**Work required**
Copy out all lines that carry the word "type".

**Entries provided**
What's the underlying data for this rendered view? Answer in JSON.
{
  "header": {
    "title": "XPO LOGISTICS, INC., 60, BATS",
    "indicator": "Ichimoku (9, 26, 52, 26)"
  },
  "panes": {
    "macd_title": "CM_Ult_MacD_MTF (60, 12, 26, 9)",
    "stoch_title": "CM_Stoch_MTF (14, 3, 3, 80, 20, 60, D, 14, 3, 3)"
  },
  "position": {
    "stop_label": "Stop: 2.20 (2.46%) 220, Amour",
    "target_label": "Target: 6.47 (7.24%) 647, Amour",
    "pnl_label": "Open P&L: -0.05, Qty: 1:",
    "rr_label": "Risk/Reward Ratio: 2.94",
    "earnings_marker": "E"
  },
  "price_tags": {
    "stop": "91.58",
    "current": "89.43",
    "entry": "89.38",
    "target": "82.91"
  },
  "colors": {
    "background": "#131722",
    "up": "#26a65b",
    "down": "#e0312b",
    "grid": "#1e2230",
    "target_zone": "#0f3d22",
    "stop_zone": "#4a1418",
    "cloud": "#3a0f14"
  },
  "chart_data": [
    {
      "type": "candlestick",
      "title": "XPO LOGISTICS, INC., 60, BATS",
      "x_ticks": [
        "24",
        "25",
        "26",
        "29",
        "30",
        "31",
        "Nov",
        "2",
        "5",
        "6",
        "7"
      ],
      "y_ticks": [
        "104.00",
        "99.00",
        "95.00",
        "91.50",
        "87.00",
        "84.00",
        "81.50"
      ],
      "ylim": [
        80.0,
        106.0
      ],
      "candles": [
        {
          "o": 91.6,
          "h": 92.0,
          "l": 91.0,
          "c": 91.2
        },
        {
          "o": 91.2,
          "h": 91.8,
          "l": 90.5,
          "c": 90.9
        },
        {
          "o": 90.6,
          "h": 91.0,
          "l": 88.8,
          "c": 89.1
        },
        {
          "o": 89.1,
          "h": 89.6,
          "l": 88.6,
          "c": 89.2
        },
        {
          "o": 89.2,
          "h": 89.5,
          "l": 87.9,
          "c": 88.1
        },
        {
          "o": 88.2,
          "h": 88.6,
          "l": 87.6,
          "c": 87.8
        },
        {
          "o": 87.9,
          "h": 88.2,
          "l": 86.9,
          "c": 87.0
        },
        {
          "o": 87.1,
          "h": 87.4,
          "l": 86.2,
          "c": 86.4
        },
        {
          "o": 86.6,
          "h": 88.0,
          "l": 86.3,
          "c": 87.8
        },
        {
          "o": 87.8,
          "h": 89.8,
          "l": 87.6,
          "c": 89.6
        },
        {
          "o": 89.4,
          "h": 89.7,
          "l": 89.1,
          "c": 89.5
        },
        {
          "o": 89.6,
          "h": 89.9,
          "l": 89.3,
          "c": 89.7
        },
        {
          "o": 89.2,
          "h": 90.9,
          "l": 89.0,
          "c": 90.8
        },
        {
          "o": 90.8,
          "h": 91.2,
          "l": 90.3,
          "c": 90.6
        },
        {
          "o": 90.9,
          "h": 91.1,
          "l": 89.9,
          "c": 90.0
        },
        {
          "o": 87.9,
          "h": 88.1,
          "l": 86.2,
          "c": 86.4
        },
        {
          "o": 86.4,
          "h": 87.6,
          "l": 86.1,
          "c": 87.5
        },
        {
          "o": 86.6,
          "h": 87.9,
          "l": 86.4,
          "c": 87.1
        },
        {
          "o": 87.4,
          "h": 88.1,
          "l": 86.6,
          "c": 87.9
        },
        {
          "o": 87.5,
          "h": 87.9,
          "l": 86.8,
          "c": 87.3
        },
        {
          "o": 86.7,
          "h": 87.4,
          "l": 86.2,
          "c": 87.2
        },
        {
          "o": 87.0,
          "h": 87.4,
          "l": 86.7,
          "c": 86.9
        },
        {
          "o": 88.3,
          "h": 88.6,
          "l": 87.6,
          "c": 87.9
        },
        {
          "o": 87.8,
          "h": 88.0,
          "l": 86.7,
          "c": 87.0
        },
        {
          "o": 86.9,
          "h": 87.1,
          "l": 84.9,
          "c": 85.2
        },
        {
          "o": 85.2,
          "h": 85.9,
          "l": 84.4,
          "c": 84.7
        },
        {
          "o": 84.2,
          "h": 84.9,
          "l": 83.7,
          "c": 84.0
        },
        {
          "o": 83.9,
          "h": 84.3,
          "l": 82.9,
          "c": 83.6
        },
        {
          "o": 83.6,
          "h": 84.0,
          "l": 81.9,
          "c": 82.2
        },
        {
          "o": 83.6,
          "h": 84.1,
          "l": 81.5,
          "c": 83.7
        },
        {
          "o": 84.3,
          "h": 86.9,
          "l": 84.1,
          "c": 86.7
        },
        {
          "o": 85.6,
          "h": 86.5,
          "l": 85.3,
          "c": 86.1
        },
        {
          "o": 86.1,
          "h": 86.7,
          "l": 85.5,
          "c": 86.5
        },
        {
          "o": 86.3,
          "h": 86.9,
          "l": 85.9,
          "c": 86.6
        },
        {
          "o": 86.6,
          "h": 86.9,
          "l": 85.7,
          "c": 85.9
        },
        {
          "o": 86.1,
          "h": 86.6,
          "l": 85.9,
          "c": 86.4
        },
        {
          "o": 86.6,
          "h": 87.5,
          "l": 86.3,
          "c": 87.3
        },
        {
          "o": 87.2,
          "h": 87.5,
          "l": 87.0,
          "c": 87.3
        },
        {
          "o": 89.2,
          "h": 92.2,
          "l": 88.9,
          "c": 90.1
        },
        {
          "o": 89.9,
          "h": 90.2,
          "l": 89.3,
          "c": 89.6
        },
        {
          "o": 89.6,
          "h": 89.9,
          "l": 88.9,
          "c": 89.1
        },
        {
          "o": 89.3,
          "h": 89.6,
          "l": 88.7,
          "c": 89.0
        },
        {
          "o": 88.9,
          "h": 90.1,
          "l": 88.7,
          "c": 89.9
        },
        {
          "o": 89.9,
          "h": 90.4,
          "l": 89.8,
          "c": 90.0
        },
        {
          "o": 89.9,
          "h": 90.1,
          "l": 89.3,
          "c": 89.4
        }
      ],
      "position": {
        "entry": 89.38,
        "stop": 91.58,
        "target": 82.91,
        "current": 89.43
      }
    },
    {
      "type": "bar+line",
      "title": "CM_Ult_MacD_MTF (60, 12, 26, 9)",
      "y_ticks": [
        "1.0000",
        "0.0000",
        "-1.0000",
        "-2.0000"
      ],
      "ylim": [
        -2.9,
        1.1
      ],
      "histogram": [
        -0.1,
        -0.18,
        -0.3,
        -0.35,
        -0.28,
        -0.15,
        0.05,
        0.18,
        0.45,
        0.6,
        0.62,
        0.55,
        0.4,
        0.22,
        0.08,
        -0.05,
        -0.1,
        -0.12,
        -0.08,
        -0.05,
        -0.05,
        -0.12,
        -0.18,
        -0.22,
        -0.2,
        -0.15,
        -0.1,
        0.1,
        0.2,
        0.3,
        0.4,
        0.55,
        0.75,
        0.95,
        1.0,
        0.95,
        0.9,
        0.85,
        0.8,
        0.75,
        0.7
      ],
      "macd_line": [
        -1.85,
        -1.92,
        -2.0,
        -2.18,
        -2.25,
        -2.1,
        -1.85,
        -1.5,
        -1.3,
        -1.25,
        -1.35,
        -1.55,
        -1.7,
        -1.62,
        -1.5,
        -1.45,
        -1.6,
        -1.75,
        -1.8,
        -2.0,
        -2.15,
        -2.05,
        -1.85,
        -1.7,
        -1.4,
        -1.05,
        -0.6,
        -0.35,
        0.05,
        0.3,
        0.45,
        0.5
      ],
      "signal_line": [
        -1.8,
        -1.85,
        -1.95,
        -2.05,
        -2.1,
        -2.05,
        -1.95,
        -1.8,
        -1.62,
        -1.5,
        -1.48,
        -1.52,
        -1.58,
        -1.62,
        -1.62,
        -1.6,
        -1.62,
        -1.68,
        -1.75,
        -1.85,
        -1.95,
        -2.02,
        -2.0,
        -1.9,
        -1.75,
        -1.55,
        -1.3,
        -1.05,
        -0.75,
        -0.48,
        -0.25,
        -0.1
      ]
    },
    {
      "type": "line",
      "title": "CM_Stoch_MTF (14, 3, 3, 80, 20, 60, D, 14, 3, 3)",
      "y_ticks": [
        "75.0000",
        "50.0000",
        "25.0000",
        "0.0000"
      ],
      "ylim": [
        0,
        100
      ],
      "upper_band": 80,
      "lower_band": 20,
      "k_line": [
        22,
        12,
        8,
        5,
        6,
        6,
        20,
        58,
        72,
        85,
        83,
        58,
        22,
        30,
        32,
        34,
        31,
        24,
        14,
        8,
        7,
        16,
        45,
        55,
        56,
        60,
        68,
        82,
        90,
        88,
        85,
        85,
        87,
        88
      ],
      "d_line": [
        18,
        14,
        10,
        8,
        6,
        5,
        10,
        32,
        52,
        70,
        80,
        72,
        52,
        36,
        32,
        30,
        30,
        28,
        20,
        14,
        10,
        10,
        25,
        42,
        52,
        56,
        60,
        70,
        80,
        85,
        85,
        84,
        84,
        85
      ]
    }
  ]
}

**Solution for this task**
      "type": "candlestick",
      "type": "bar+line",
      "type": "line",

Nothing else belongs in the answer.